-- begin Dataset --

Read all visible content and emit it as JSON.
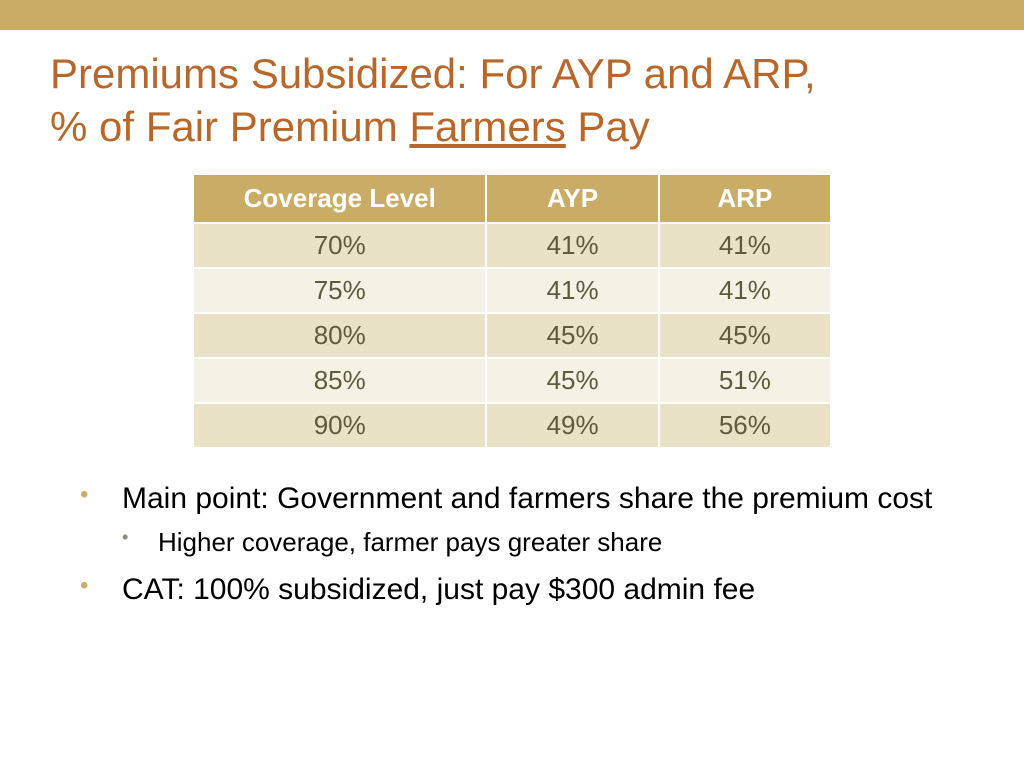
{
  "colors": {
    "accent_bar": "#c9ad66",
    "title_text": "#b8672a",
    "table_header_bg": "#c9ad66",
    "table_header_text": "#ffffff",
    "row_odd_bg": "#e9e2c7",
    "row_even_bg": "#f5f1e4",
    "cell_text": "#5f5a3f",
    "bullet_marker": "#c9ad66",
    "sub_bullet_marker": "#8a8a7a",
    "body_text": "#000000"
  },
  "title": {
    "line1": "Premiums Subsidized: For AYP and ARP,",
    "line2_pre": "% of Fair Premium ",
    "line2_underlined": "Farmers",
    "line2_post": " Pay",
    "fontsize": 42
  },
  "table": {
    "columns": [
      "Coverage Level",
      "AYP",
      "ARP"
    ],
    "rows": [
      [
        "70%",
        "41%",
        "41%"
      ],
      [
        "75%",
        "41%",
        "41%"
      ],
      [
        "80%",
        "45%",
        "45%"
      ],
      [
        "85%",
        "45%",
        "51%"
      ],
      [
        "90%",
        "49%",
        "56%"
      ]
    ],
    "header_fontsize": 26,
    "cell_fontsize": 26
  },
  "bullets": {
    "items": [
      {
        "text": "Main point: Government and farmers share the premium cost",
        "sub": [
          {
            "text": "Higher coverage, farmer pays greater share"
          }
        ]
      },
      {
        "text": "CAT: 100% subsidized, just pay $300 admin fee",
        "sub": []
      }
    ],
    "fontsize": 30,
    "sub_fontsize": 26
  }
}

-- end Dataset --

* [The task]: Repeat the material exactly as it reads, without any of its pictures.

* [Exercise response]:
Read all visible content and emit it as JSON.
{
  "colors": {
    "accent_bar": "#c9ad66",
    "title_text": "#b8672a",
    "table_header_bg": "#c9ad66",
    "table_header_text": "#ffffff",
    "row_odd_bg": "#e9e2c7",
    "row_even_bg": "#f5f1e4",
    "cell_text": "#5f5a3f",
    "bullet_marker": "#c9ad66",
    "sub_bullet_marker": "#8a8a7a",
    "body_text": "#000000"
  },
  "title": {
    "line1": "Premiums Subsidized: For AYP and ARP,",
    "line2_pre": "% of Fair Premium ",
    "line2_underlined": "Farmers",
    "line2_post": " Pay",
    "fontsize": 42
  },
  "table": {
    "columns": [
      "Coverage Level",
      "AYP",
      "ARP"
    ],
    "rows": [
      [
        "70%",
        "41%",
        "41%"
      ],
      [
        "75%",
        "41%",
        "41%"
      ],
      [
        "80%",
        "45%",
        "45%"
      ],
      [
        "85%",
        "45%",
        "51%"
      ],
      [
        "90%",
        "49%",
        "56%"
      ]
    ],
    "header_fontsize": 26,
    "cell_fontsize": 26
  },
  "bullets": {
    "items": [
      {
        "text": "Main point: Government and farmers share the premium cost",
        "sub": [
          {
            "text": "Higher coverage, farmer pays greater share"
          }
        ]
      },
      {
        "text": "CAT: 100% subsidized, just pay $300 admin fee",
        "sub": []
      }
    ],
    "fontsize": 30,
    "sub_fontsize": 26
  }
}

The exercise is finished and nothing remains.